**EXERCISE INSTRUCTIONS:**
Identify the lines containing the word "name". Copy each one.

**MATERIAL:**
= = = = =
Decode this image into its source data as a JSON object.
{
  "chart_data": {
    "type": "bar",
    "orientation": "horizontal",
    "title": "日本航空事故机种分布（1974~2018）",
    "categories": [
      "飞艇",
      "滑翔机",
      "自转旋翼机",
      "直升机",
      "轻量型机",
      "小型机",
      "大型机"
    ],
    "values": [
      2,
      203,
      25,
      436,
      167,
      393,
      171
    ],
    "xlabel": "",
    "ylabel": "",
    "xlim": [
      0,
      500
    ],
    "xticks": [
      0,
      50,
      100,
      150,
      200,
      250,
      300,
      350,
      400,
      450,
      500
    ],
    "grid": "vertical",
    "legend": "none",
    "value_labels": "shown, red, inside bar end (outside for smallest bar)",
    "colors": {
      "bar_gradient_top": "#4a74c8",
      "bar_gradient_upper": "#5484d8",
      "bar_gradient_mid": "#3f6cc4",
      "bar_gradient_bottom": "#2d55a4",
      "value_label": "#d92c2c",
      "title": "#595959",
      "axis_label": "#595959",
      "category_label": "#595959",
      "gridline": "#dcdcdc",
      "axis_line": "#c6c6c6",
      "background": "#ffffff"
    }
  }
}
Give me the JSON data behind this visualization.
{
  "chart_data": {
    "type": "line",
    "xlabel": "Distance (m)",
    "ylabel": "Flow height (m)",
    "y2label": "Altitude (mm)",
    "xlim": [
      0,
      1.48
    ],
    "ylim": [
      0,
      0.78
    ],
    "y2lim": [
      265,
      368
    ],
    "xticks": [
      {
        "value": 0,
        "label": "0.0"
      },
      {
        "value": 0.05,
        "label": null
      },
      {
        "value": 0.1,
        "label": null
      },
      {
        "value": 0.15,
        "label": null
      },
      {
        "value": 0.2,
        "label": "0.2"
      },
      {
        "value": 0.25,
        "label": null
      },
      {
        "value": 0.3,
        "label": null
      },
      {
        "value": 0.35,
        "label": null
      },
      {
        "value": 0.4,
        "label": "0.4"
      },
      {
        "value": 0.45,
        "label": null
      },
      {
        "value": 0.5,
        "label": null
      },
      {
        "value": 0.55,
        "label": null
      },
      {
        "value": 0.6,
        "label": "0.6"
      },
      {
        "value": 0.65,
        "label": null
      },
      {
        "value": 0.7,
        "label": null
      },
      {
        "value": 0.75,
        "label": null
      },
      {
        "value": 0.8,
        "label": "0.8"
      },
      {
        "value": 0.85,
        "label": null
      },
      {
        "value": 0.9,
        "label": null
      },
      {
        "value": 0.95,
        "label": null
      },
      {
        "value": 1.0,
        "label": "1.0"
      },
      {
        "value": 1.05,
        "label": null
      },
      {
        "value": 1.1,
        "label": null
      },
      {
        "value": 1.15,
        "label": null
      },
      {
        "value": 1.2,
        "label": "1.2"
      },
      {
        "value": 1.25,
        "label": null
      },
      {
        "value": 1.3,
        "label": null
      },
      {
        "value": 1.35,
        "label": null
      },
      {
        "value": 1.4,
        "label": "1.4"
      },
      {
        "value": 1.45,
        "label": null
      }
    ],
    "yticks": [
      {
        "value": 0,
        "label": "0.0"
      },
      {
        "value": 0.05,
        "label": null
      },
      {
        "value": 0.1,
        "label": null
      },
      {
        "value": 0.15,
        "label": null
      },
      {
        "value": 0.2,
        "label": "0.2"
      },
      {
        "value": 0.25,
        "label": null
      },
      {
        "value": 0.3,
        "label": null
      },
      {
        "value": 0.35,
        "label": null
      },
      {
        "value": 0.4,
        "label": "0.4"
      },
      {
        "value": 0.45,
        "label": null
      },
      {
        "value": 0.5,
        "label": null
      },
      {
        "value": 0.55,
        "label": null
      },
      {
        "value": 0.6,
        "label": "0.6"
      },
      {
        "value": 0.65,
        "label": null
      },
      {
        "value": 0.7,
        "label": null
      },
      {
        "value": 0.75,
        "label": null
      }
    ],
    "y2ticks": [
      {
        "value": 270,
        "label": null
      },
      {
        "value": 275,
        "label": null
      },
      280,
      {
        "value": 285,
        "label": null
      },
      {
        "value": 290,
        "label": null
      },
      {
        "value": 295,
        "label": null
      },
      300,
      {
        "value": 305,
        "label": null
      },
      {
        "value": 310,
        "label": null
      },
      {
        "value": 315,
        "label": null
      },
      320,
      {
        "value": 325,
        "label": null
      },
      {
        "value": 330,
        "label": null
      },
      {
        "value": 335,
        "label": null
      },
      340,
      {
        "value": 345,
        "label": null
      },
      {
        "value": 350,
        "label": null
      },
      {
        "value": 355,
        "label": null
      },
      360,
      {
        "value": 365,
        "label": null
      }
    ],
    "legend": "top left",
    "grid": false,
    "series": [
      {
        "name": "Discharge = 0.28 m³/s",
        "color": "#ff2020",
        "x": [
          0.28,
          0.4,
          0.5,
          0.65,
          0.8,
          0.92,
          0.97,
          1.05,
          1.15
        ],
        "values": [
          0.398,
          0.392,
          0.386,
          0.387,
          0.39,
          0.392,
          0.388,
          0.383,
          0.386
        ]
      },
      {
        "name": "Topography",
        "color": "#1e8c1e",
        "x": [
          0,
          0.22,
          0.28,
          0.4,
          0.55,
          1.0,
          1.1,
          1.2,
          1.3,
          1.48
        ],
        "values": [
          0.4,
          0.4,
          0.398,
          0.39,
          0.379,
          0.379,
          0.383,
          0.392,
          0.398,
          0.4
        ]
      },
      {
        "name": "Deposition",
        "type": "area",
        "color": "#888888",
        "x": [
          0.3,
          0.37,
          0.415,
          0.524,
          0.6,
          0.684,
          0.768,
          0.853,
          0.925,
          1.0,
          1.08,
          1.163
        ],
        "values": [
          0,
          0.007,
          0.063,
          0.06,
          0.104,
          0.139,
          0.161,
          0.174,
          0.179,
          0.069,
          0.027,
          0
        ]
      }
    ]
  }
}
= = = = =
**FINISHED TASK:**
        "name": "Discharge = 0.28 m³/s",
        "name": "Topography",
        "name": "Deposition",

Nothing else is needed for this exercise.